What to do :: Return every entry exactly.

Recorded information ::
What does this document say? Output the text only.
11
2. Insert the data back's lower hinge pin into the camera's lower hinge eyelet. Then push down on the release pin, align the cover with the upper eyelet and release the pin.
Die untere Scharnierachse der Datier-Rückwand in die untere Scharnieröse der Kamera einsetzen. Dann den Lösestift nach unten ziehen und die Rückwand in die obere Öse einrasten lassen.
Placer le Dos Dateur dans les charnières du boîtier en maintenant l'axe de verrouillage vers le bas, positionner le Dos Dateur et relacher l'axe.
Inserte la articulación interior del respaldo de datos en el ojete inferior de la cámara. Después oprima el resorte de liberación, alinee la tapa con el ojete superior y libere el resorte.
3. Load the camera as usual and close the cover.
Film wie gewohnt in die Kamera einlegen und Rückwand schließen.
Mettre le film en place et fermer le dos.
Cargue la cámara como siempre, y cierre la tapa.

Output of the exercise ::
What does this document say? Output the text only.
11
2. Insert the data back's lower hinge pin into the camera's lower hinge eyelet. Then push down on the release pin, align the cover with the upper eyelet and release the pin.
Die untere Scharnierachse der Datier-Rückwand in die untere Scharnieröse der Kamera einsetzen. Dann den Lösestift nach unten ziehen und die Rückwand in die obere Öse einrasten lassen.
Placer le Dos Dateur dans les charnières du boîtier en maintenant l'axe de verrouillage vers le bas, positionner le Dos Dateur et relacher l'axe.
Inserte la articulación interior del respaldo de datos en el ojete inferior de la cámara. Después oprima el resorte de liberación, alinee la tapa con el ojete superior y libere el resorte.
3. Load the camera as usual and close the cover.
Film wie gewohnt in die Kamera einlegen und Rückwand schließen.
Mettre le film en place et fermer le dos.
Cargue la cámara como siempre, y cierre la tapa.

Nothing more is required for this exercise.